=== WORK TO COMPLETE ===
Quote every line of the material beneath this one.

Stored data:
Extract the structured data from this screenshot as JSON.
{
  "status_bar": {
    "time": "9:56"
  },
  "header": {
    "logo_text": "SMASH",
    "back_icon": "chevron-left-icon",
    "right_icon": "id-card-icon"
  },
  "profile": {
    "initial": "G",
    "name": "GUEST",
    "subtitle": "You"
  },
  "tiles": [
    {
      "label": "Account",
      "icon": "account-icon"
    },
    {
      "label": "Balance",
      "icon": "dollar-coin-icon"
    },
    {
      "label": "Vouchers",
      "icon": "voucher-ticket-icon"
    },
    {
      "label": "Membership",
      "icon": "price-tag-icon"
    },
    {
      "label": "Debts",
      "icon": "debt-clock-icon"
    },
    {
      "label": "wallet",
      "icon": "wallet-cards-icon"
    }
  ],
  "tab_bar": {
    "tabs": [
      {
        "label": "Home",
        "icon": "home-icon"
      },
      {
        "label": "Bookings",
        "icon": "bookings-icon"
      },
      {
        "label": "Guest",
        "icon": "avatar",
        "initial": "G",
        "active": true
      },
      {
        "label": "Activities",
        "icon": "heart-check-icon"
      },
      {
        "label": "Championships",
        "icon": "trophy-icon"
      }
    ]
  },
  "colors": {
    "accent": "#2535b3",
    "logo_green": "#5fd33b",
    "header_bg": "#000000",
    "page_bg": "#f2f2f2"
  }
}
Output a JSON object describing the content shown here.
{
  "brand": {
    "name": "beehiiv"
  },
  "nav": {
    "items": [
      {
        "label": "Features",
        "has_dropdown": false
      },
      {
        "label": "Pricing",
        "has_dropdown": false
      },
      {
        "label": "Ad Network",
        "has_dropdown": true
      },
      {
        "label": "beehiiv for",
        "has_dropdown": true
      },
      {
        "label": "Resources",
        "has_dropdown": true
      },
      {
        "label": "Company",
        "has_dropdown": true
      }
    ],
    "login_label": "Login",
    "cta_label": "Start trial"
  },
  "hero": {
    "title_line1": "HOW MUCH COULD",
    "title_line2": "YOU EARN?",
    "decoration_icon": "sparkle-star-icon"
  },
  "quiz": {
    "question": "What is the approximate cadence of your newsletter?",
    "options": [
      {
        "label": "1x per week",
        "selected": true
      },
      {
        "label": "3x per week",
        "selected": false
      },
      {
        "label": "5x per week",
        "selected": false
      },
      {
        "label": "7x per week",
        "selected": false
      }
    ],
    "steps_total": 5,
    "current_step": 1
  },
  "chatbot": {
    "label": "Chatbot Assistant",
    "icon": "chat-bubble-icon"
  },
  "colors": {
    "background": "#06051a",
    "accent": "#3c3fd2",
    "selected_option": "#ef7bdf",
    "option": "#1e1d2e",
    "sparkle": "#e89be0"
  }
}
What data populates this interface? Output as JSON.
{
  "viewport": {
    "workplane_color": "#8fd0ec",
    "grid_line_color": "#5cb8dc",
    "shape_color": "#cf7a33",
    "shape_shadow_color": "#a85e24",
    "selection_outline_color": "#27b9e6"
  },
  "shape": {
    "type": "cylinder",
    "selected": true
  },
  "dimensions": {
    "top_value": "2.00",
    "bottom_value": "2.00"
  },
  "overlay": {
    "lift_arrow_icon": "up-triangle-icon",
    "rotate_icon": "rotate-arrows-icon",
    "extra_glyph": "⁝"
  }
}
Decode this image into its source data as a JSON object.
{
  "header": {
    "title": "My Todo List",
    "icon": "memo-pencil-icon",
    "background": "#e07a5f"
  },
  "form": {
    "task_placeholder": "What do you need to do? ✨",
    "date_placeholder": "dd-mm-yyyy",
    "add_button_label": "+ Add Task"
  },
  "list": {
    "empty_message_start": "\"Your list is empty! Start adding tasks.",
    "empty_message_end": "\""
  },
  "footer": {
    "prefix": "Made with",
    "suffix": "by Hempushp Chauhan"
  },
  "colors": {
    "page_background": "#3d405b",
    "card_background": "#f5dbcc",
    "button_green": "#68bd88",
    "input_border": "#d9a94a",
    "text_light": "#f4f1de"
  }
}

=== FINAL RESULT ===
Extract the structured data from this screenshot as JSON.
{
  "status_bar": {
    "time": "9:56"
  },
  "header": {
    "logo_text": "SMASH",
    "back_icon": "chevron-left-icon",
    "right_icon": "id-card-icon"
  },
  "profile": {
    "initial": "G",
    "name": "GUEST",
    "subtitle": "You"
  },
  "tiles": [
    {
      "label": "Account",
      "icon": "account-icon"
    },
    {
      "label": "Balance",
      "icon": "dollar-coin-icon"
    },
    {
      "label": "Vouchers",
      "icon": "voucher-ticket-icon"
    },
    {
      "label": "Membership",
      "icon": "price-tag-icon"
    },
    {
      "label": "Debts",
      "icon": "debt-clock-icon"
    },
    {
      "label": "wallet",
      "icon": "wallet-cards-icon"
    }
  ],
  "tab_bar": {
    "tabs": [
      {
        "label": "Home",
        "icon": "home-icon"
      },
      {
        "label": "Bookings",
        "icon": "bookings-icon"
      },
      {
        "label": "Guest",
        "icon": "avatar",
        "initial": "G",
        "active": true
      },
      {
        "label": "Activities",
        "icon": "heart-check-icon"
      },
      {
        "label": "Championships",
        "icon": "trophy-icon"
      }
    ]
  },
  "colors": {
    "accent": "#2535b3",
    "logo_green": "#5fd33b",
    "header_bg": "#000000",
    "page_bg": "#f2f2f2"
  }
}
Output a JSON object describing the content shown here.
{
  "brand": {
    "name": "beehiiv"
  },
  "nav": {
    "items": [
      {
        "label": "Features",
        "has_dropdown": false
      },
      {
        "label": "Pricing",
        "has_dropdown": false
      },
      {
        "label": "Ad Network",
        "has_dropdown": true
      },
      {
        "label": "beehiiv for",
        "has_dropdown": true
      },
      {
        "label": "Resources",
        "has_dropdown": true
      },
      {
        "label": "Company",
        "has_dropdown": true
      }
    ],
    "login_label": "Login",
    "cta_label": "Start trial"
  },
  "hero": {
    "title_line1": "HOW MUCH COULD",
    "title_line2": "YOU EARN?",
    "decoration_icon": "sparkle-star-icon"
  },
  "quiz": {
    "question": "What is the approximate cadence of your newsletter?",
    "options": [
      {
        "label": "1x per week",
        "selected": true
      },
      {
        "label": "3x per week",
        "selected": false
      },
      {
        "label": "5x per week",
        "selected": false
      },
      {
        "label": "7x per week",
        "selected": false
      }
    ],
    "steps_total": 5,
    "current_step": 1
  },
  "chatbot": {
    "label": "Chatbot Assistant",
    "icon": "chat-bubble-icon"
  },
  "colors": {
    "background": "#06051a",
    "accent": "#3c3fd2",
    "selected_option": "#ef7bdf",
    "option": "#1e1d2e",
    "sparkle": "#e89be0"
  }
}
What data populates this interface? Output as JSON.
{
  "viewport": {
    "workplane_color": "#8fd0ec",
    "grid_line_color": "#5cb8dc",
    "shape_color": "#cf7a33",
    "shape_shadow_color": "#a85e24",
    "selection_outline_color": "#27b9e6"
  },
  "shape": {
    "type": "cylinder",
    "selected": true
  },
  "dimensions": {
    "top_value": "2.00",
    "bottom_value": "2.00"
  },
  "overlay": {
    "lift_arrow_icon": "up-triangle-icon",
    "rotate_icon": "rotate-arrows-icon",
    "extra_glyph": "⁝"
  }
}
Decode this image into its source data as a JSON object.
{
  "header": {
    "title": "My Todo List",
    "icon": "memo-pencil-icon",
    "background": "#e07a5f"
  },
  "form": {
    "task_placeholder": "What do you need to do? ✨",
    "date_placeholder": "dd-mm-yyyy",
    "add_button_label": "+ Add Task"
  },
  "list": {
    "empty_message_start": "\"Your list is empty! Start adding tasks.",
    "empty_message_end": "\""
  },
  "footer": {
    "prefix": "Made with",
    "suffix": "by Hempushp Chauhan"
  },
  "colors": {
    "page_background": "#3d405b",
    "card_background": "#f5dbcc",
    "button_green": "#68bd88",
    "input_border": "#d9a94a",
    "text_light": "#f4f1de"
  }
}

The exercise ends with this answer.